▶ **Your goal**
Exactly reproduce the lines that follow.

▶ **Chart and figure data**
━━━━━━━━━━

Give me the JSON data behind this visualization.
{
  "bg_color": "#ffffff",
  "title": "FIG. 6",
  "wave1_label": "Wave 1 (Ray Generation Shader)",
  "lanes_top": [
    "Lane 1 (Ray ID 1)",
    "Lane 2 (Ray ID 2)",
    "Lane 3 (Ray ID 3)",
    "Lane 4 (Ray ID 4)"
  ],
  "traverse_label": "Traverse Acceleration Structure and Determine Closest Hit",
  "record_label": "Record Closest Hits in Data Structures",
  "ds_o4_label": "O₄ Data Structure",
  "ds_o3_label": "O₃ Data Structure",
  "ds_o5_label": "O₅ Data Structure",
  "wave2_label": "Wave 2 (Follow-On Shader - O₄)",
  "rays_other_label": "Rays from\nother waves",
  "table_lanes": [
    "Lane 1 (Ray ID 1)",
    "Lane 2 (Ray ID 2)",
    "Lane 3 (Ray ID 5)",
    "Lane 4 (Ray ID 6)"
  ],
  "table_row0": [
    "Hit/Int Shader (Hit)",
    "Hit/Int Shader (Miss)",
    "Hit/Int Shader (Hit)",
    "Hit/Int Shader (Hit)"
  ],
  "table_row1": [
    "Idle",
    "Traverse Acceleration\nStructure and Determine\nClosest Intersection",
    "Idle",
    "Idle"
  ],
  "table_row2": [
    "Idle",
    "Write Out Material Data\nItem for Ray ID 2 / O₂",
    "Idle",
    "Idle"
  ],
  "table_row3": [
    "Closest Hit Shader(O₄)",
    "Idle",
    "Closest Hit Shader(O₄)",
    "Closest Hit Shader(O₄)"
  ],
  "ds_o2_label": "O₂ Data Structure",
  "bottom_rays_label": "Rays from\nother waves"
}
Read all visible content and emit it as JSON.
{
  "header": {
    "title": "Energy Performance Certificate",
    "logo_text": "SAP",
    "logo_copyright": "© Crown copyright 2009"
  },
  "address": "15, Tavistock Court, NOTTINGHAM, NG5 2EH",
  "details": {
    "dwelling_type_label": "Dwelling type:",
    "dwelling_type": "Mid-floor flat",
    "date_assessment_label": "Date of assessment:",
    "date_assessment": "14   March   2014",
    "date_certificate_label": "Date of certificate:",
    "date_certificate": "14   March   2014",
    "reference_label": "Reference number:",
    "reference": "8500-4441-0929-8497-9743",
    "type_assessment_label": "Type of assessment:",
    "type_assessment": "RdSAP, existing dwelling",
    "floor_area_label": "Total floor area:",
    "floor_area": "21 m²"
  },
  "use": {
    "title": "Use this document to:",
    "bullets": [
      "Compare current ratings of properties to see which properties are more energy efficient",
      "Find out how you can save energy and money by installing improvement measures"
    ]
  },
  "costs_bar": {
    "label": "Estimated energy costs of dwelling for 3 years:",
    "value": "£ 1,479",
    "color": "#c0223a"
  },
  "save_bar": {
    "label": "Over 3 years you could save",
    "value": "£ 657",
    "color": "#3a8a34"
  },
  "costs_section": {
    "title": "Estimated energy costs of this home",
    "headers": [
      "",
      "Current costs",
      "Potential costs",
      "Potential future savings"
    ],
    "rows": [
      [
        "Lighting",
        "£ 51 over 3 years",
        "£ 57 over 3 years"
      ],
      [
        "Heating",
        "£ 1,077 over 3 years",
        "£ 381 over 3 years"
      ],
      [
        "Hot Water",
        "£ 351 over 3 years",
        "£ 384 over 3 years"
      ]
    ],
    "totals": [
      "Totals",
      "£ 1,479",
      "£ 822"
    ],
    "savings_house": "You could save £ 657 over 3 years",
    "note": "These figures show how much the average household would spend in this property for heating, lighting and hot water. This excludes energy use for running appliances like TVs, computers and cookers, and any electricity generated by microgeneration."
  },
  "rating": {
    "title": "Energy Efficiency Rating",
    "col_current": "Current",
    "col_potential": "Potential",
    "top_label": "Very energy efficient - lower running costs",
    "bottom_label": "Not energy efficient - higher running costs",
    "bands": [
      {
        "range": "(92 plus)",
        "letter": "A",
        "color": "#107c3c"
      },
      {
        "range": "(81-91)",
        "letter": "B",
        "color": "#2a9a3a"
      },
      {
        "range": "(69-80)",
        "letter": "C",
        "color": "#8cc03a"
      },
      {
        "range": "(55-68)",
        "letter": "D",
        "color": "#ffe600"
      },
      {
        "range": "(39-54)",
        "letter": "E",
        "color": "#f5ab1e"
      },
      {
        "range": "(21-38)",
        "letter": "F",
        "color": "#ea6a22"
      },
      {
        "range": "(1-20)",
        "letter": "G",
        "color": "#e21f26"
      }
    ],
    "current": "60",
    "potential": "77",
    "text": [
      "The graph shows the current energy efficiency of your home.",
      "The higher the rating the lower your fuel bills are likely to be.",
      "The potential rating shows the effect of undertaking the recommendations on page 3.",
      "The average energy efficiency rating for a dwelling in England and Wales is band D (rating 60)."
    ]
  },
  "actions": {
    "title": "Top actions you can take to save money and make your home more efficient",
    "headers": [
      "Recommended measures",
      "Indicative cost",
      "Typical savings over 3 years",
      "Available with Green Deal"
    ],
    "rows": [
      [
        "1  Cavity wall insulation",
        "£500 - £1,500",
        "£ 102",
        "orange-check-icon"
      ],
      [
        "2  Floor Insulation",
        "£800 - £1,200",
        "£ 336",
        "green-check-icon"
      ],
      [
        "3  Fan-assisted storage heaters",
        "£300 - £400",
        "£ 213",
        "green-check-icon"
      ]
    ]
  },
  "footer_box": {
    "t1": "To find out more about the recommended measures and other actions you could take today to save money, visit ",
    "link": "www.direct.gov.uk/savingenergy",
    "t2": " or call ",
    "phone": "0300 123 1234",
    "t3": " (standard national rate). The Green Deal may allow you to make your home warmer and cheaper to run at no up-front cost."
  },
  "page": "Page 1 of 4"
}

━━━━━━━━━━

▶ **Exercise result**
Give me the JSON data behind this visualization.
{
  "bg_color": "#ffffff",
  "title": "FIG. 6",
  "wave1_label": "Wave 1 (Ray Generation Shader)",
  "lanes_top": [
    "Lane 1 (Ray ID 1)",
    "Lane 2 (Ray ID 2)",
    "Lane 3 (Ray ID 3)",
    "Lane 4 (Ray ID 4)"
  ],
  "traverse_label": "Traverse Acceleration Structure and Determine Closest Hit",
  "record_label": "Record Closest Hits in Data Structures",
  "ds_o4_label": "O₄ Data Structure",
  "ds_o3_label": "O₃ Data Structure",
  "ds_o5_label": "O₅ Data Structure",
  "wave2_label": "Wave 2 (Follow-On Shader - O₄)",
  "rays_other_label": "Rays from\nother waves",
  "table_lanes": [
    "Lane 1 (Ray ID 1)",
    "Lane 2 (Ray ID 2)",
    "Lane 3 (Ray ID 5)",
    "Lane 4 (Ray ID 6)"
  ],
  "table_row0": [
    "Hit/Int Shader (Hit)",
    "Hit/Int Shader (Miss)",
    "Hit/Int Shader (Hit)",
    "Hit/Int Shader (Hit)"
  ],
  "table_row1": [
    "Idle",
    "Traverse Acceleration\nStructure and Determine\nClosest Intersection",
    "Idle",
    "Idle"
  ],
  "table_row2": [
    "Idle",
    "Write Out Material Data\nItem for Ray ID 2 / O₂",
    "Idle",
    "Idle"
  ],
  "table_row3": [
    "Closest Hit Shader(O₄)",
    "Idle",
    "Closest Hit Shader(O₄)",
    "Closest Hit Shader(O₄)"
  ],
  "ds_o2_label": "O₂ Data Structure",
  "bottom_rays_label": "Rays from\nother waves"
}
Read all visible content and emit it as JSON.
{
  "header": {
    "title": "Energy Performance Certificate",
    "logo_text": "SAP",
    "logo_copyright": "© Crown copyright 2009"
  },
  "address": "15, Tavistock Court, NOTTINGHAM, NG5 2EH",
  "details": {
    "dwelling_type_label": "Dwelling type:",
    "dwelling_type": "Mid-floor flat",
    "date_assessment_label": "Date of assessment:",
    "date_assessment": "14   March   2014",
    "date_certificate_label": "Date of certificate:",
    "date_certificate": "14   March   2014",
    "reference_label": "Reference number:",
    "reference": "8500-4441-0929-8497-9743",
    "type_assessment_label": "Type of assessment:",
    "type_assessment": "RdSAP, existing dwelling",
    "floor_area_label": "Total floor area:",
    "floor_area": "21 m²"
  },
  "use": {
    "title": "Use this document to:",
    "bullets": [
      "Compare current ratings of properties to see which properties are more energy efficient",
      "Find out how you can save energy and money by installing improvement measures"
    ]
  },
  "costs_bar": {
    "label": "Estimated energy costs of dwelling for 3 years:",
    "value": "£ 1,479",
    "color": "#c0223a"
  },
  "save_bar": {
    "label": "Over 3 years you could save",
    "value": "£ 657",
    "color": "#3a8a34"
  },
  "costs_section": {
    "title": "Estimated energy costs of this home",
    "headers": [
      "",
      "Current costs",
      "Potential costs",
      "Potential future savings"
    ],
    "rows": [
      [
        "Lighting",
        "£ 51 over 3 years",
        "£ 57 over 3 years"
      ],
      [
        "Heating",
        "£ 1,077 over 3 years",
        "£ 381 over 3 years"
      ],
      [
        "Hot Water",
        "£ 351 over 3 years",
        "£ 384 over 3 years"
      ]
    ],
    "totals": [
      "Totals",
      "£ 1,479",
      "£ 822"
    ],
    "savings_house": "You could save £ 657 over 3 years",
    "note": "These figures show how much the average household would spend in this property for heating, lighting and hot water. This excludes energy use for running appliances like TVs, computers and cookers, and any electricity generated by microgeneration."
  },
  "rating": {
    "title": "Energy Efficiency Rating",
    "col_current": "Current",
    "col_potential": "Potential",
    "top_label": "Very energy efficient - lower running costs",
    "bottom_label": "Not energy efficient - higher running costs",
    "bands": [
      {
        "range": "(92 plus)",
        "letter": "A",
        "color": "#107c3c"
      },
      {
        "range": "(81-91)",
        "letter": "B",
        "color": "#2a9a3a"
      },
      {
        "range": "(69-80)",
        "letter": "C",
        "color": "#8cc03a"
      },
      {
        "range": "(55-68)",
        "letter": "D",
        "color": "#ffe600"
      },
      {
        "range": "(39-54)",
        "letter": "E",
        "color": "#f5ab1e"
      },
      {
        "range": "(21-38)",
        "letter": "F",
        "color": "#ea6a22"
      },
      {
        "range": "(1-20)",
        "letter": "G",
        "color": "#e21f26"
      }
    ],
    "current": "60",
    "potential": "77",
    "text": [
      "The graph shows the current energy efficiency of your home.",
      "The higher the rating the lower your fuel bills are likely to be.",
      "The potential rating shows the effect of undertaking the recommendations on page 3.",
      "The average energy efficiency rating for a dwelling in England and Wales is band D (rating 60)."
    ]
  },
  "actions": {
    "title": "Top actions you can take to save money and make your home more efficient",
    "headers": [
      "Recommended measures",
      "Indicative cost",
      "Typical savings over 3 years",
      "Available with Green Deal"
    ],
    "rows": [
      [
        "1  Cavity wall insulation",
        "£500 - £1,500",
        "£ 102",
        "orange-check-icon"
      ],
      [
        "2  Floor Insulation",
        "£800 - £1,200",
        "£ 336",
        "green-check-icon"
      ],
      [
        "3  Fan-assisted storage heaters",
        "£300 - £400",
        "£ 213",
        "green-check-icon"
      ]
    ]
  },
  "footer_box": {
    "t1": "To find out more about the recommended measures and other actions you could take today to save money, visit ",
    "link": "www.direct.gov.uk/savingenergy",
    "t2": " or call ",
    "phone": "0300 123 1234",
    "t3": " (standard national rate). The Green Deal may allow you to make your home warmer and cheaper to run at no up-front cost."
  },
  "page": "Page 1 of 4"
}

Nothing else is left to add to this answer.